SHORT TASK →
Could you repeat the records below exactly, leaving out any pictures?
***** EXERCISE INPUTS
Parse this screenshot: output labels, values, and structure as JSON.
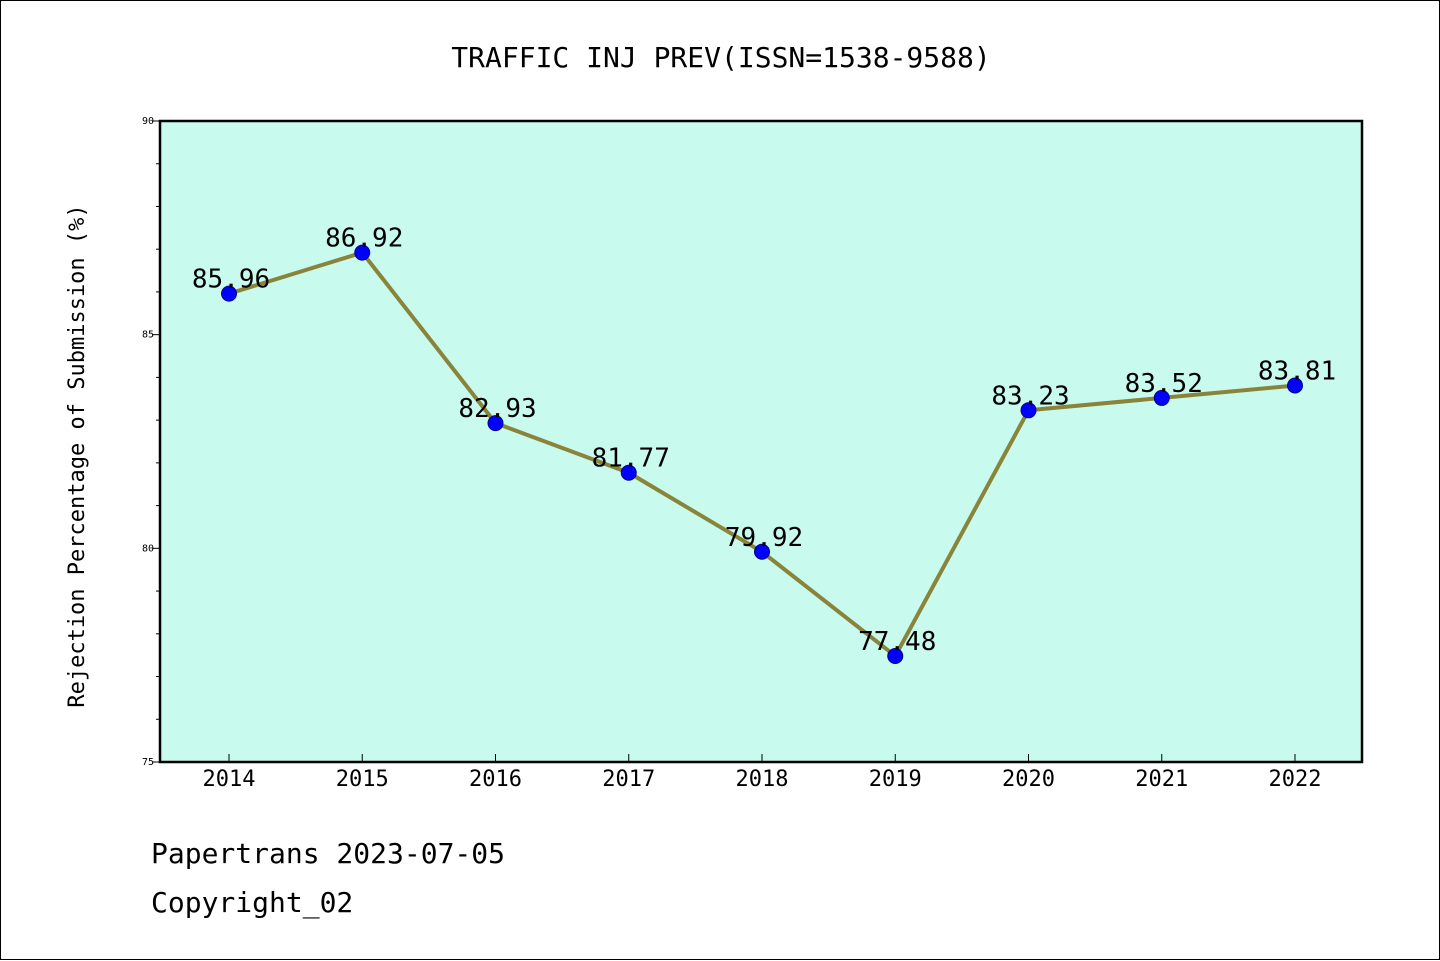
{
  "footer": {
    "date_line": "Papertrans 2023-07-05",
    "copyright_line": "Copyright_02"
  },
  "chart_data": {
    "type": "line",
    "title": "TRAFFIC INJ PREV(ISSN=1538-9588)",
    "xlabel": "",
    "ylabel": "Rejection Percentage of Submission (%)",
    "categories": [
      "2014",
      "2015",
      "2016",
      "2017",
      "2018",
      "2019",
      "2020",
      "2021",
      "2022"
    ],
    "series": [
      {
        "values": [
          85.96,
          86.92,
          82.93,
          81.77,
          79.92,
          77.48,
          83.23,
          83.52,
          83.81
        ],
        "data_labels": [
          "85.96",
          "86.92",
          "82.93",
          "81.77",
          "79.92",
          "77.48",
          "83.23",
          "83.52",
          "83.81"
        ]
      }
    ],
    "ylim": [
      75,
      90
    ],
    "yticks": [
      75,
      80,
      85,
      90
    ],
    "ytick_labels": [
      "75",
      "80",
      "85",
      "90"
    ],
    "grid": false,
    "colors": {
      "plot_background": "#c8faee",
      "line": "#8a843a",
      "marker": "#0000ff"
    }
  }
}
**********
PROBLEM SOLUTION →
Parse this screenshot: output labels, values, and structure as JSON.
{
  "footer": {
    "date_line": "Papertrans 2023-07-05",
    "copyright_line": "Copyright_02"
  },
  "chart_data": {
    "type": "line",
    "title": "TRAFFIC INJ PREV(ISSN=1538-9588)",
    "xlabel": "",
    "ylabel": "Rejection Percentage of Submission (%)",
    "categories": [
      "2014",
      "2015",
      "2016",
      "2017",
      "2018",
      "2019",
      "2020",
      "2021",
      "2022"
    ],
    "series": [
      {
        "values": [
          85.96,
          86.92,
          82.93,
          81.77,
          79.92,
          77.48,
          83.23,
          83.52,
          83.81
        ],
        "data_labels": [
          "85.96",
          "86.92",
          "82.93",
          "81.77",
          "79.92",
          "77.48",
          "83.23",
          "83.52",
          "83.81"
        ]
      }
    ],
    "ylim": [
      75,
      90
    ],
    "yticks": [
      75,
      80,
      85,
      90
    ],
    "ytick_labels": [
      "75",
      "80",
      "85",
      "90"
    ],
    "grid": false,
    "colors": {
      "plot_background": "#c8faee",
      "line": "#8a843a",
      "marker": "#0000ff"
    }
  }
}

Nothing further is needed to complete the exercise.